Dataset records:
--------------------------------

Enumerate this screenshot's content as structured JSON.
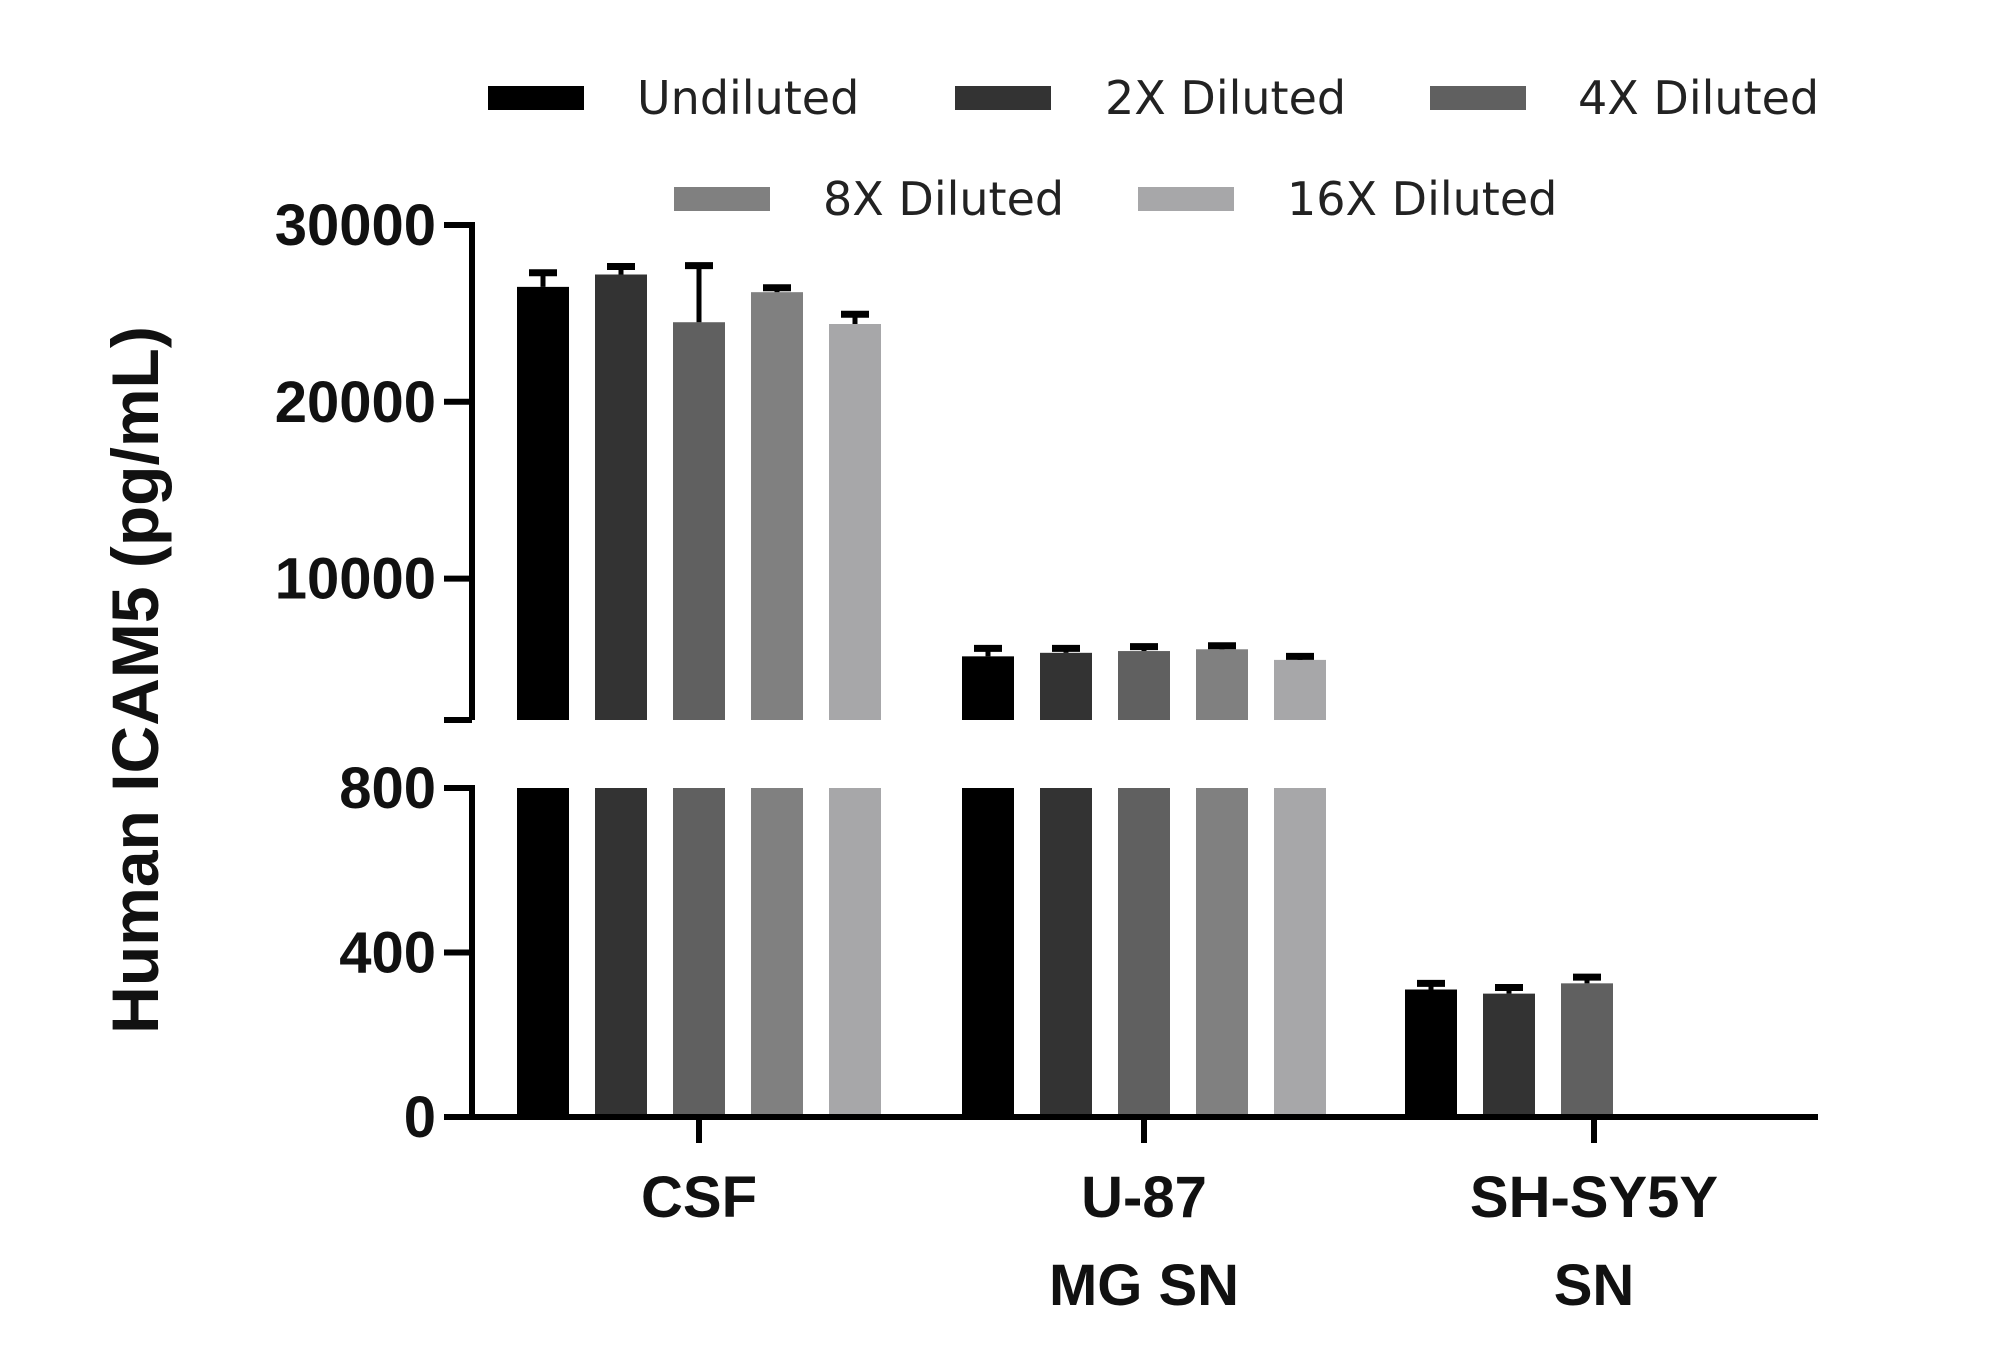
{
  "chart_data": {
    "type": "bar",
    "title": "",
    "xlabel": "",
    "ylabel": "Human ICAM5 (pg/mL)",
    "categories": [
      [
        "CSF"
      ],
      [
        "U-87",
        "MG SN"
      ],
      [
        "SH-SY5Y",
        "SN"
      ]
    ],
    "y_axis": {
      "broken": true,
      "lower_segment": {
        "range": [
          0,
          800
        ],
        "ticks": [
          0,
          400,
          800
        ]
      },
      "upper_segment": {
        "range": [
          2000,
          30000
        ],
        "ticks": [
          10000,
          20000,
          30000
        ]
      }
    },
    "legend_placement": "top",
    "series": [
      {
        "name": "Undiluted",
        "color": "#000000",
        "values": [
          26500,
          5600,
          310
        ],
        "errors": [
          800,
          450,
          15
        ]
      },
      {
        "name": "2X Diluted",
        "color": "#333333",
        "values": [
          27200,
          5800,
          300
        ],
        "errors": [
          450,
          250,
          15
        ]
      },
      {
        "name": "4X Diluted",
        "color": "#606060",
        "values": [
          24500,
          5900,
          325
        ],
        "errors": [
          3200,
          250,
          15
        ]
      },
      {
        "name": "8X Diluted",
        "color": "#808080",
        "values": [
          26200,
          6000,
          null
        ],
        "errors": [
          250,
          200,
          null
        ]
      },
      {
        "name": "16X Diluted",
        "color": "#a7a7a9",
        "values": [
          24400,
          5400,
          null
        ],
        "errors": [
          550,
          200,
          null
        ]
      }
    ]
  }
}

--------------------------------

> Task requirements
Reproduce every line precisely as given, omitting all pictures.

> Reply
Enumerate this screenshot's content as structured JSON.
{
  "chart_data": {
    "type": "bar",
    "title": "",
    "xlabel": "",
    "ylabel": "Human ICAM5 (pg/mL)",
    "categories": [
      [
        "CSF"
      ],
      [
        "U-87",
        "MG SN"
      ],
      [
        "SH-SY5Y",
        "SN"
      ]
    ],
    "y_axis": {
      "broken": true,
      "lower_segment": {
        "range": [
          0,
          800
        ],
        "ticks": [
          0,
          400,
          800
        ]
      },
      "upper_segment": {
        "range": [
          2000,
          30000
        ],
        "ticks": [
          10000,
          20000,
          30000
        ]
      }
    },
    "legend_placement": "top",
    "series": [
      {
        "name": "Undiluted",
        "color": "#000000",
        "values": [
          26500,
          5600,
          310
        ],
        "errors": [
          800,
          450,
          15
        ]
      },
      {
        "name": "2X Diluted",
        "color": "#333333",
        "values": [
          27200,
          5800,
          300
        ],
        "errors": [
          450,
          250,
          15
        ]
      },
      {
        "name": "4X Diluted",
        "color": "#606060",
        "values": [
          24500,
          5900,
          325
        ],
        "errors": [
          3200,
          250,
          15
        ]
      },
      {
        "name": "8X Diluted",
        "color": "#808080",
        "values": [
          26200,
          6000,
          null
        ],
        "errors": [
          250,
          200,
          null
        ]
      },
      {
        "name": "16X Diluted",
        "color": "#a7a7a9",
        "values": [
          24400,
          5400,
          null
        ],
        "errors": [
          550,
          200,
          null
        ]
      }
    ]
  }
}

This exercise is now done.